DOCUMENT SEGMENT:
You know that foam roller that’s just collecting dust in the corner of your bedroom? You know, the one that you bought for a reason? Maybe it was to help loosen tight hips, work out those tight muscles in your butt, or maybe you just bought it because someone told you foam rollers are helpful.

No matter why you bought it, it’s only going to help if you get down on it every once in a while. And the only way you’ll get down on it is if you know why you’re doing it and how it’s going to help you.

For me it’s kind of like hydration… you might think you’re doing it enough, but more is probably better and there is almost zero chance that you’ll do it too much. Foam rollers are a very important piece of equipment that can help you get the most out of your workout routine.


Here are some of the main reasons why foam rollers should be a regular part of your workout routine:

Self myo-fascial release (self-massage) is a technique that breaks up scar and connective tissue created during workouts. This creates “looser” muscles which can lead to improved performance, faster recovery and a happier you.

TASK DIRECTIONS: Rewrite the foam roller text from the words "You know that" through "rollers are helpful.", changing "bedroom" to "living room".

LISTED RECORDS:
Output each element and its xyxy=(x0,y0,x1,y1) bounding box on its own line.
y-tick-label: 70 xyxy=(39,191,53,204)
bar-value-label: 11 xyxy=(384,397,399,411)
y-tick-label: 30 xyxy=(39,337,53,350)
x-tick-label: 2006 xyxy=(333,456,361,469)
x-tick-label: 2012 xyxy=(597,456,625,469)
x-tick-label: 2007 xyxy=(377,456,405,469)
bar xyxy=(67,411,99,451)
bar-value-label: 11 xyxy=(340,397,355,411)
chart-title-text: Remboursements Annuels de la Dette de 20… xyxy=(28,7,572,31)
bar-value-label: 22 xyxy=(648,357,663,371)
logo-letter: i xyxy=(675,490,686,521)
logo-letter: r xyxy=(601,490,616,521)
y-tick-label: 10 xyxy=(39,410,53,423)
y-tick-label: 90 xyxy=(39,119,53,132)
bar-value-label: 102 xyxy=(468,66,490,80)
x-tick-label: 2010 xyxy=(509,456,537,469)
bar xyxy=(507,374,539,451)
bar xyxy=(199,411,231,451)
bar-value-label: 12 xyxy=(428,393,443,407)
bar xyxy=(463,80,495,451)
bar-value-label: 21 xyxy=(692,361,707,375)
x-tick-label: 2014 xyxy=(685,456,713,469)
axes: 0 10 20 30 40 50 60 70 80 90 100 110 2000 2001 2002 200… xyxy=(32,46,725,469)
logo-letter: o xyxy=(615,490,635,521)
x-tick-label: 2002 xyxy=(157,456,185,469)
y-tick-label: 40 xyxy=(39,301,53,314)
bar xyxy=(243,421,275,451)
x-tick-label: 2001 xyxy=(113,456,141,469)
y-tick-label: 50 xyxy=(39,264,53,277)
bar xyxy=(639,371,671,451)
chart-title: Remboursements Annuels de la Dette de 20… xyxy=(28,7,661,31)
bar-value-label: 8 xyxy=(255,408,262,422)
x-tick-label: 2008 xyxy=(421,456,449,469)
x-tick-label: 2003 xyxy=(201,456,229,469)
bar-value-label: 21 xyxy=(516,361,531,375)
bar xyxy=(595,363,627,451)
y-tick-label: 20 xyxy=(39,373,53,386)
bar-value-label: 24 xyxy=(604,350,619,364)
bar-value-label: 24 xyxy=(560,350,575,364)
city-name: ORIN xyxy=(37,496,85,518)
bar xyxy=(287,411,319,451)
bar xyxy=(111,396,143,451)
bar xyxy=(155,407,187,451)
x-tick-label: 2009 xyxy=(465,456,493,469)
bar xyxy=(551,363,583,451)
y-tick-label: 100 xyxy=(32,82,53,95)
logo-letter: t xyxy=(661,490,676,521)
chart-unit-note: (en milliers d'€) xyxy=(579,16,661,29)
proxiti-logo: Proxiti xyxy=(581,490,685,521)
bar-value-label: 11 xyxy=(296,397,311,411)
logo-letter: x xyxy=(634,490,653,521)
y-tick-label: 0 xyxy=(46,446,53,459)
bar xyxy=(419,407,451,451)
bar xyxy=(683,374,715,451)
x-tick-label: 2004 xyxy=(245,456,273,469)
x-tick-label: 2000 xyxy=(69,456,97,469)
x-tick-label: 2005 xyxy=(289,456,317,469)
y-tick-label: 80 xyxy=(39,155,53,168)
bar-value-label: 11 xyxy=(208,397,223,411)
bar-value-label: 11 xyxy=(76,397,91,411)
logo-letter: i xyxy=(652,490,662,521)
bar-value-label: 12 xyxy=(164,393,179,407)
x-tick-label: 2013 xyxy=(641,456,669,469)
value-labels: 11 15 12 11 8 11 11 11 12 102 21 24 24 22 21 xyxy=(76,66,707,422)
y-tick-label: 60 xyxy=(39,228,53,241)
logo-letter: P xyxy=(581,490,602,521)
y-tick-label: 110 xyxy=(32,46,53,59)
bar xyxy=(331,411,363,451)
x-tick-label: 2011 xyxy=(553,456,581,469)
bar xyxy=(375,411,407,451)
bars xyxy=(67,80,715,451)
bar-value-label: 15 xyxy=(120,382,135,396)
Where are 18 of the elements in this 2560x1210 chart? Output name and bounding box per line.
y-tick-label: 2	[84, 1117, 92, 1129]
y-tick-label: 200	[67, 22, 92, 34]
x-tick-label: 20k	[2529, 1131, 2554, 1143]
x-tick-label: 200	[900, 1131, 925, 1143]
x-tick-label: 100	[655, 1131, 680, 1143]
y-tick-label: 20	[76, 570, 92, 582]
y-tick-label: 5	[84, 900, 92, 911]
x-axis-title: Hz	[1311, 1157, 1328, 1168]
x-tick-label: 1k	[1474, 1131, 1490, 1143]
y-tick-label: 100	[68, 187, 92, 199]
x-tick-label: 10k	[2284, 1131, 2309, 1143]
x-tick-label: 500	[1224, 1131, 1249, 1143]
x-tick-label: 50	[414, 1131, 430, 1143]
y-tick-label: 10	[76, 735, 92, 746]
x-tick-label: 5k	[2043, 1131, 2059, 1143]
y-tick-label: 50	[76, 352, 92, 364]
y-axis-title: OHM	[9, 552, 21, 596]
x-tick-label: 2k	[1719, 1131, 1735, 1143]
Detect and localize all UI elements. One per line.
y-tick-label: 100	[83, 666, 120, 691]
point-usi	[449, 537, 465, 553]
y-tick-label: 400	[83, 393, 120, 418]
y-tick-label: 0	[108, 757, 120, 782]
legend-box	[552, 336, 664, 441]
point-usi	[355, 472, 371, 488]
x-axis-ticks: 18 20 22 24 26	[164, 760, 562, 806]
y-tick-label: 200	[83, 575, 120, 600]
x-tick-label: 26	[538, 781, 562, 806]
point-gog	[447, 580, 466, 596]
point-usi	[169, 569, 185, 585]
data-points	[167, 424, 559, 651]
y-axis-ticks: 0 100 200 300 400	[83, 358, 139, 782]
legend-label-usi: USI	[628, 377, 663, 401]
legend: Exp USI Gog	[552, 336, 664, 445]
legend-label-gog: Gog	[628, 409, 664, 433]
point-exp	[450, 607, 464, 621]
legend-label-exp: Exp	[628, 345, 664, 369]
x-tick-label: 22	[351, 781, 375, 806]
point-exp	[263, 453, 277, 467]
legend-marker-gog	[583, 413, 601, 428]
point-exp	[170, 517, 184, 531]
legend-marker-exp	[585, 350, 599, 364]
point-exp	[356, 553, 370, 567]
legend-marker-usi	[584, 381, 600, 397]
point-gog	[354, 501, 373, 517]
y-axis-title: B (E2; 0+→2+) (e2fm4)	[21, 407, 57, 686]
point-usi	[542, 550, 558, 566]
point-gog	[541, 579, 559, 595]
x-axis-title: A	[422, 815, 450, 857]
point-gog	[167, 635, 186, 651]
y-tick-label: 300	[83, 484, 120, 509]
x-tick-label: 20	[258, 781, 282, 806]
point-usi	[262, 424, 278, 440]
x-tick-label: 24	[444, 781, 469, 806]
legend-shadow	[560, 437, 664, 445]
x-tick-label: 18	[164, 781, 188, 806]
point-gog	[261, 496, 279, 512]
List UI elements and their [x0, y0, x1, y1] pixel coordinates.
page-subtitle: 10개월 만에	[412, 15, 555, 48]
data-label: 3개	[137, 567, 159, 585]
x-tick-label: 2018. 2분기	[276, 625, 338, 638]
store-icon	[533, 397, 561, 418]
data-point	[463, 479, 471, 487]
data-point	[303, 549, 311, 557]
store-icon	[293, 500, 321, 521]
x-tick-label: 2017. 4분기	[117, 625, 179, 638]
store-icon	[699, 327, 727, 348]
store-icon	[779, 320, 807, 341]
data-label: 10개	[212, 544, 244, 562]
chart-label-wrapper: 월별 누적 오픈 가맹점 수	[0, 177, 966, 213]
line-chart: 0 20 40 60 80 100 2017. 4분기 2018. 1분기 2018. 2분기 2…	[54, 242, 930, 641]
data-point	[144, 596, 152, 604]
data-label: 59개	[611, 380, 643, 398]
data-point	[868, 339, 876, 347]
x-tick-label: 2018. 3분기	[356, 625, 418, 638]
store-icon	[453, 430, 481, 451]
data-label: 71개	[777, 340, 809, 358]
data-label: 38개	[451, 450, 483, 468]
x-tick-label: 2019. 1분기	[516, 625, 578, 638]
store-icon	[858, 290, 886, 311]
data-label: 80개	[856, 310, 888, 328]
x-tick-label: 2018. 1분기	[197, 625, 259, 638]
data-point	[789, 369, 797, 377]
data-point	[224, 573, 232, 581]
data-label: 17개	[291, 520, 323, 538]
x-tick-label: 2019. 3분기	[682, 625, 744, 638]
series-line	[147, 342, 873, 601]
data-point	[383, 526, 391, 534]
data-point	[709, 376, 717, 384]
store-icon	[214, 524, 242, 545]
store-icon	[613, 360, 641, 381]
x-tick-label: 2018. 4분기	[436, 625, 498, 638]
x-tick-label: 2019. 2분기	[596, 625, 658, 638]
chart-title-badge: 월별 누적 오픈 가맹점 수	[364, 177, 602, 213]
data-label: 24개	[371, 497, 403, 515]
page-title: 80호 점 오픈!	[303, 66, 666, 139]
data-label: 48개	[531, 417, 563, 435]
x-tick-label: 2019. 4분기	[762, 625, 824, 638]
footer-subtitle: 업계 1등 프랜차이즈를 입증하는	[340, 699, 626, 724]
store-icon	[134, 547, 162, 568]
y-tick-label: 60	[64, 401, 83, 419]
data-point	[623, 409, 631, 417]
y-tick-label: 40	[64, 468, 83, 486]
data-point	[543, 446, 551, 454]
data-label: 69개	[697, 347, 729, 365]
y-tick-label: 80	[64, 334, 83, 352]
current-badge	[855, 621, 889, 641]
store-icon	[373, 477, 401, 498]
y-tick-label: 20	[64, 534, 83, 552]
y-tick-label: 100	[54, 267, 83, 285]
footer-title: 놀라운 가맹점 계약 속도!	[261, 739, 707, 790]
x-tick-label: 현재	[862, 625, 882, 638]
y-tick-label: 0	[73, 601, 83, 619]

WRITTEN SOLUTION:
You know that foam roller that’s just collecting dust in the corner of your living room? You know, the one that you bought for a reason? Maybe it was to help loosen tight hips, work out those tight muscles in your butt, or maybe you just bought it because someone told you foam rollers are helpful.